## What is expected:
Copy out all of the data exactly as it appears.

>> BEGIN Rows

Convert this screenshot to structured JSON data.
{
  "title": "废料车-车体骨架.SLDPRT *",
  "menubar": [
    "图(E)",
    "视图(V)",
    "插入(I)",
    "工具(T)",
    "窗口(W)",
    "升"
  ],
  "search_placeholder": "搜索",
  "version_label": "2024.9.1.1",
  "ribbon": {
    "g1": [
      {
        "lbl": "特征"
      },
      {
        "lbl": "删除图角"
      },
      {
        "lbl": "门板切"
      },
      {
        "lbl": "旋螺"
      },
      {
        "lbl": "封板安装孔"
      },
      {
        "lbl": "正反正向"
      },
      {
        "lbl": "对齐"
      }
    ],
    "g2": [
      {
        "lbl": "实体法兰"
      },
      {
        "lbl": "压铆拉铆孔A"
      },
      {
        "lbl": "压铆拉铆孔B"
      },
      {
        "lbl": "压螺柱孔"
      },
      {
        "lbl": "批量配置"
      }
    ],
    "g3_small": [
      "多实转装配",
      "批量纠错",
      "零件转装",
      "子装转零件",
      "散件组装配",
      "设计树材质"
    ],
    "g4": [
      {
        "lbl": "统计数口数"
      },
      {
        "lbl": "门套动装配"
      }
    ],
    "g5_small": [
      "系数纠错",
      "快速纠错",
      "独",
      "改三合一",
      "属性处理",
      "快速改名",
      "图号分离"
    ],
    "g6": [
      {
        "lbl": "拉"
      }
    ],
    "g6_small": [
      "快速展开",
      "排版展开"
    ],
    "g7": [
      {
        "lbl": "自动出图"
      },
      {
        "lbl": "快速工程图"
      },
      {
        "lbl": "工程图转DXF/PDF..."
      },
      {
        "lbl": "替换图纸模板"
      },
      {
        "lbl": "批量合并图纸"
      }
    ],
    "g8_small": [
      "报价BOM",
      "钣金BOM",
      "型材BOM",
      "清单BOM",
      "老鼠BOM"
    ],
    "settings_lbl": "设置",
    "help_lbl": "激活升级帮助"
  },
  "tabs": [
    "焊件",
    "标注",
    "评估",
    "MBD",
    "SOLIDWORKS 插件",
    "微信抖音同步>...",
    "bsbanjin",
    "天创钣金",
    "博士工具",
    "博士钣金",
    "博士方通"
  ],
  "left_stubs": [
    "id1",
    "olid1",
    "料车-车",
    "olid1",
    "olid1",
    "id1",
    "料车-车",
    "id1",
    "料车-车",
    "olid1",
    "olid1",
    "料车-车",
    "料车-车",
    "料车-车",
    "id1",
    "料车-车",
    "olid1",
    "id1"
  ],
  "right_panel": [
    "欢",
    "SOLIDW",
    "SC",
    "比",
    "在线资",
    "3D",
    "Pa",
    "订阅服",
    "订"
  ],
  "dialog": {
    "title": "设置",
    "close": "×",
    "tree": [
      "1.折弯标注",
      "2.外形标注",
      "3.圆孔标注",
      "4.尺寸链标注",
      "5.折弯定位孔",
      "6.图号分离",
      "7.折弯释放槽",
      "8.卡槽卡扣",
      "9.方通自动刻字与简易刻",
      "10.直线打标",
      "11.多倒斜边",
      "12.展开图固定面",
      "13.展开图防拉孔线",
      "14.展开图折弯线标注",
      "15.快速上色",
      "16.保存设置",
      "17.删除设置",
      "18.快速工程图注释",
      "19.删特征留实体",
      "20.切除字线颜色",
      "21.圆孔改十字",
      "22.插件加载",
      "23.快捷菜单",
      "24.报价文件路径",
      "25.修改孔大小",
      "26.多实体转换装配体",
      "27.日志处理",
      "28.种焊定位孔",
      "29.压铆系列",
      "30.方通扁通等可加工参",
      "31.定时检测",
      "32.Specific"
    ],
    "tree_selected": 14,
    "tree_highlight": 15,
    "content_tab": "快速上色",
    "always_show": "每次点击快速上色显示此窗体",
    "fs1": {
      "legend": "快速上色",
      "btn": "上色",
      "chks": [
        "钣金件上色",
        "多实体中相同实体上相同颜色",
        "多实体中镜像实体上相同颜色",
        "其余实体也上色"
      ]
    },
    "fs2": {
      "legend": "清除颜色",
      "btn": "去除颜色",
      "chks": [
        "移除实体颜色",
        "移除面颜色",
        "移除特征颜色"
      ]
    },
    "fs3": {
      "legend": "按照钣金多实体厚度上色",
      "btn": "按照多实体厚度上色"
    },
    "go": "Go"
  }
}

>> END Rows

## The result:
Convert this screenshot to structured JSON data.
{
  "title": "废料车-车体骨架.SLDPRT *",
  "menubar": [
    "图(E)",
    "视图(V)",
    "插入(I)",
    "工具(T)",
    "窗口(W)",
    "升"
  ],
  "search_placeholder": "搜索",
  "version_label": "2024.9.1.1",
  "ribbon": {
    "g1": [
      {
        "lbl": "特征"
      },
      {
        "lbl": "删除图角"
      },
      {
        "lbl": "门板切"
      },
      {
        "lbl": "旋螺"
      },
      {
        "lbl": "封板安装孔"
      },
      {
        "lbl": "正反正向"
      },
      {
        "lbl": "对齐"
      }
    ],
    "g2": [
      {
        "lbl": "实体法兰"
      },
      {
        "lbl": "压铆拉铆孔A"
      },
      {
        "lbl": "压铆拉铆孔B"
      },
      {
        "lbl": "压螺柱孔"
      },
      {
        "lbl": "批量配置"
      }
    ],
    "g3_small": [
      "多实转装配",
      "批量纠错",
      "零件转装",
      "子装转零件",
      "散件组装配",
      "设计树材质"
    ],
    "g4": [
      {
        "lbl": "统计数口数"
      },
      {
        "lbl": "门套动装配"
      }
    ],
    "g5_small": [
      "系数纠错",
      "快速纠错",
      "独",
      "改三合一",
      "属性处理",
      "快速改名",
      "图号分离"
    ],
    "g6": [
      {
        "lbl": "拉"
      }
    ],
    "g6_small": [
      "快速展开",
      "排版展开"
    ],
    "g7": [
      {
        "lbl": "自动出图"
      },
      {
        "lbl": "快速工程图"
      },
      {
        "lbl": "工程图转DXF/PDF..."
      },
      {
        "lbl": "替换图纸模板"
      },
      {
        "lbl": "批量合并图纸"
      }
    ],
    "g8_small": [
      "报价BOM",
      "钣金BOM",
      "型材BOM",
      "清单BOM",
      "老鼠BOM"
    ],
    "settings_lbl": "设置",
    "help_lbl": "激活升级帮助"
  },
  "tabs": [
    "焊件",
    "标注",
    "评估",
    "MBD",
    "SOLIDWORKS 插件",
    "微信抖音同步>...",
    "bsbanjin",
    "天创钣金",
    "博士工具",
    "博士钣金",
    "博士方通"
  ],
  "left_stubs": [
    "id1",
    "olid1",
    "料车-车",
    "olid1",
    "olid1",
    "id1",
    "料车-车",
    "id1",
    "料车-车",
    "olid1",
    "olid1",
    "料车-车",
    "料车-车",
    "料车-车",
    "id1",
    "料车-车",
    "olid1",
    "id1"
  ],
  "right_panel": [
    "欢",
    "SOLIDW",
    "SC",
    "比",
    "在线资",
    "3D",
    "Pa",
    "订阅服",
    "订"
  ],
  "dialog": {
    "title": "设置",
    "close": "×",
    "tree": [
      "1.折弯标注",
      "2.外形标注",
      "3.圆孔标注",
      "4.尺寸链标注",
      "5.折弯定位孔",
      "6.图号分离",
      "7.折弯释放槽",
      "8.卡槽卡扣",
      "9.方通自动刻字与简易刻",
      "10.直线打标",
      "11.多倒斜边",
      "12.展开图固定面",
      "13.展开图防拉孔线",
      "14.展开图折弯线标注",
      "15.快速上色",
      "16.保存设置",
      "17.删除设置",
      "18.快速工程图注释",
      "19.删特征留实体",
      "20.切除字线颜色",
      "21.圆孔改十字",
      "22.插件加载",
      "23.快捷菜单",
      "24.报价文件路径",
      "25.修改孔大小",
      "26.多实体转换装配体",
      "27.日志处理",
      "28.种焊定位孔",
      "29.压铆系列",
      "30.方通扁通等可加工参",
      "31.定时检测",
      "32.Specific"
    ],
    "tree_selected": 14,
    "tree_highlight": 15,
    "content_tab": "快速上色",
    "always_show": "每次点击快速上色显示此窗体",
    "fs1": {
      "legend": "快速上色",
      "btn": "上色",
      "chks": [
        "钣金件上色",
        "多实体中相同实体上相同颜色",
        "多实体中镜像实体上相同颜色",
        "其余实体也上色"
      ]
    },
    "fs2": {
      "legend": "清除颜色",
      "btn": "去除颜色",
      "chks": [
        "移除实体颜色",
        "移除面颜色",
        "移除特征颜色"
      ]
    },
    "fs3": {
      "legend": "按照钣金多实体厚度上色",
      "btn": "按照多实体厚度上色"
    },
    "go": "Go"
  }
}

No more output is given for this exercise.